* **SHORT PROBLEM**:
Search the material for the word "протоколы" and report each line where it turns up.

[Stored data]
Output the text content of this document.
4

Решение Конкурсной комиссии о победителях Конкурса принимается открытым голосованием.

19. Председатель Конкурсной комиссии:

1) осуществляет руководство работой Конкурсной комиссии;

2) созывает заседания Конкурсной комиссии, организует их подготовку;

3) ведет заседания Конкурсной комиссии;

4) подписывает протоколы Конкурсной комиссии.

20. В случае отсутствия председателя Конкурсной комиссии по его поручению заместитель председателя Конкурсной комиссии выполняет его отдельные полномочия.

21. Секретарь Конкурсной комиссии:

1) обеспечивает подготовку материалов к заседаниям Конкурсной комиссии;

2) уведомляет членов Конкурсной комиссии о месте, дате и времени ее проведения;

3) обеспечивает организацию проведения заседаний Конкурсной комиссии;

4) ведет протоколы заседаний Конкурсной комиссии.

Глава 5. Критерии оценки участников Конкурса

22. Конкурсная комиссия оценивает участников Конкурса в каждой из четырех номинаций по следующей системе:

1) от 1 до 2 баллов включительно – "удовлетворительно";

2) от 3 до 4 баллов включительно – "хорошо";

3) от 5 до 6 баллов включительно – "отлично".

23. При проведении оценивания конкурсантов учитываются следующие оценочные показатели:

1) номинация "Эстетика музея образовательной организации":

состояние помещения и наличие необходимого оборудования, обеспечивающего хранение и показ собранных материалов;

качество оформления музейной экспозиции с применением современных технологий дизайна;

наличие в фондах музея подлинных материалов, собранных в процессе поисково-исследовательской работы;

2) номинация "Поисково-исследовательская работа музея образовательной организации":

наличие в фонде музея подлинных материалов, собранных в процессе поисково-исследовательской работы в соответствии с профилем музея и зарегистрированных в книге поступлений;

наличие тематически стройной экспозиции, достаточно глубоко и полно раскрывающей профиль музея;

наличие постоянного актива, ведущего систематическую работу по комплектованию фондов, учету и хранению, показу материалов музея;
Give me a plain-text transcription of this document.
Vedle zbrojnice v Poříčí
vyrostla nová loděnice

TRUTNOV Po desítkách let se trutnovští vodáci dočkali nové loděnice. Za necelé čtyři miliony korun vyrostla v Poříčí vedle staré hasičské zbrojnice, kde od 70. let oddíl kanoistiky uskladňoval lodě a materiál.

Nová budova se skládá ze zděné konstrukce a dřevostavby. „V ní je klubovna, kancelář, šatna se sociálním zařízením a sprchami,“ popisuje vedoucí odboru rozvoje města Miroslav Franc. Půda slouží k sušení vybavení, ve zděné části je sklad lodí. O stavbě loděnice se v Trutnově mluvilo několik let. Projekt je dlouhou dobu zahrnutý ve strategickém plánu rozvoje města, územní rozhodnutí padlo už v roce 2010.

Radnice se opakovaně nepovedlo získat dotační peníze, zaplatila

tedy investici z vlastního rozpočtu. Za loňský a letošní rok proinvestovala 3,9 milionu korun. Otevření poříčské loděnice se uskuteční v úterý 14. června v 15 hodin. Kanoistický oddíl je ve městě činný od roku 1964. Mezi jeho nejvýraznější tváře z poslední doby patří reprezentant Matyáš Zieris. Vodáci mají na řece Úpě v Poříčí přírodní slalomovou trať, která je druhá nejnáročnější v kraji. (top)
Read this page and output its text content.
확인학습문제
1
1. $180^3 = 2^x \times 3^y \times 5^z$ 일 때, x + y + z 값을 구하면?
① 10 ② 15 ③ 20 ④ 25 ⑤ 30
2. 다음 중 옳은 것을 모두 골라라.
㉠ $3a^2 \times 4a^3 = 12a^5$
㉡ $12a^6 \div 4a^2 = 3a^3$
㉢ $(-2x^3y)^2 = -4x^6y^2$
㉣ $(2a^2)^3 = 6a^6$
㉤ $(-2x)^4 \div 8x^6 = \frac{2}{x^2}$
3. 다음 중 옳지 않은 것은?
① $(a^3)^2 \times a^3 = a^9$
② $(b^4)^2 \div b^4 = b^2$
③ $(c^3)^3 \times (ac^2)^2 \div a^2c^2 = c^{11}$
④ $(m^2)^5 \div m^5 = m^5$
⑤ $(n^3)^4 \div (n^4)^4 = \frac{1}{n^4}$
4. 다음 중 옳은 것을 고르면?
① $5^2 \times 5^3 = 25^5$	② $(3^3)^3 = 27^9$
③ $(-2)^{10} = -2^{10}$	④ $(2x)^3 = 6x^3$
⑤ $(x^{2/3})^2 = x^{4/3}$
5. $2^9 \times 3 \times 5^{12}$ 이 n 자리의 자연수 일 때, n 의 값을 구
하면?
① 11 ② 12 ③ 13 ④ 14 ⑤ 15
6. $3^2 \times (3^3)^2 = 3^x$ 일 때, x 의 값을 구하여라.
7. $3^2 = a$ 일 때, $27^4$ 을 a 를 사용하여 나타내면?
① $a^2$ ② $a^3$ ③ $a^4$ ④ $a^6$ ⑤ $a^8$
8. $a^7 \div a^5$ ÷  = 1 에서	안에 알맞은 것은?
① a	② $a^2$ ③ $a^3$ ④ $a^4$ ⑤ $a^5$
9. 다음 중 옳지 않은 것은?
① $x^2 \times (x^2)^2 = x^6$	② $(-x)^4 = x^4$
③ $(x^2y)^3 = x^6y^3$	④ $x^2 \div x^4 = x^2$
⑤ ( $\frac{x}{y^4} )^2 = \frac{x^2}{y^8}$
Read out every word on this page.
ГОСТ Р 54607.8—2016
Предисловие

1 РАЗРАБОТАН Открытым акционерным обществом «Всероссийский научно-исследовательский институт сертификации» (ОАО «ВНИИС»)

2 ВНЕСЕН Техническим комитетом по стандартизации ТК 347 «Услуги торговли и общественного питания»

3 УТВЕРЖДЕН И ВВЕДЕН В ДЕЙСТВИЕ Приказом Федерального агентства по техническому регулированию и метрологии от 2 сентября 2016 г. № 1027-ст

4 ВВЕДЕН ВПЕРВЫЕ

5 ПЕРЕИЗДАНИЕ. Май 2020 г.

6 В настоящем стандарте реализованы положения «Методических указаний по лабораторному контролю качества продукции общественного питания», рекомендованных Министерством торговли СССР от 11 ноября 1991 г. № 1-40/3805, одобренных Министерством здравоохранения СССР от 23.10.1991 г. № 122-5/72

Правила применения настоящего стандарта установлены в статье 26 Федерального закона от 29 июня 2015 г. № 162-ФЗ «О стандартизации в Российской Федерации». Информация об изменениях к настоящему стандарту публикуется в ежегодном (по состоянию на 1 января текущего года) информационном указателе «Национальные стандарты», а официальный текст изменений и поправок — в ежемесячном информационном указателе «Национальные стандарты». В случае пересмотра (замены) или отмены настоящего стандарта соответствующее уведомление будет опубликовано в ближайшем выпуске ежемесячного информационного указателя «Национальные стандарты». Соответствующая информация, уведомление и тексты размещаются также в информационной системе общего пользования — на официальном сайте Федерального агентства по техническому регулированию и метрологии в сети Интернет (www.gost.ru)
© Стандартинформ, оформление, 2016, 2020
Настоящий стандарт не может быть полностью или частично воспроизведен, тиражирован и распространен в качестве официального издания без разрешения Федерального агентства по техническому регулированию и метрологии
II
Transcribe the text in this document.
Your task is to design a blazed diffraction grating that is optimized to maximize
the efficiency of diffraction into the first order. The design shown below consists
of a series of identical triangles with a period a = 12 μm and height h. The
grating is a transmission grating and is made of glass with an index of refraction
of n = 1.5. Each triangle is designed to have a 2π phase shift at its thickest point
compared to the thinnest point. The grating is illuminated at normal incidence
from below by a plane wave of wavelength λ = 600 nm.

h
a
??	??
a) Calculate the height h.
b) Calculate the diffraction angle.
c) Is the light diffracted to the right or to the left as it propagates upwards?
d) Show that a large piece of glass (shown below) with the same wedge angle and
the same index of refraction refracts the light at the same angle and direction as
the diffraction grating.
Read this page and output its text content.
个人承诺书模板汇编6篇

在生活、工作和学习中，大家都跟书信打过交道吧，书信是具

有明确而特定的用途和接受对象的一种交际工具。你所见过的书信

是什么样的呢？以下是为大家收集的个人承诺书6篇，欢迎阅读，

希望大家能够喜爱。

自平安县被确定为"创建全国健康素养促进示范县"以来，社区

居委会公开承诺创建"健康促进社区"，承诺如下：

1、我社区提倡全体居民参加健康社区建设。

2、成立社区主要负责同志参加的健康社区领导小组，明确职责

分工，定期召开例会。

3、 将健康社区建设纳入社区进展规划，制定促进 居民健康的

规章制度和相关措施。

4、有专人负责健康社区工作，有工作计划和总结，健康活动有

* **THE REPLY**:
4) подписывает протоколы Конкурсной комиссии.
4) ведет протоколы заседаний Конкурсной комиссии.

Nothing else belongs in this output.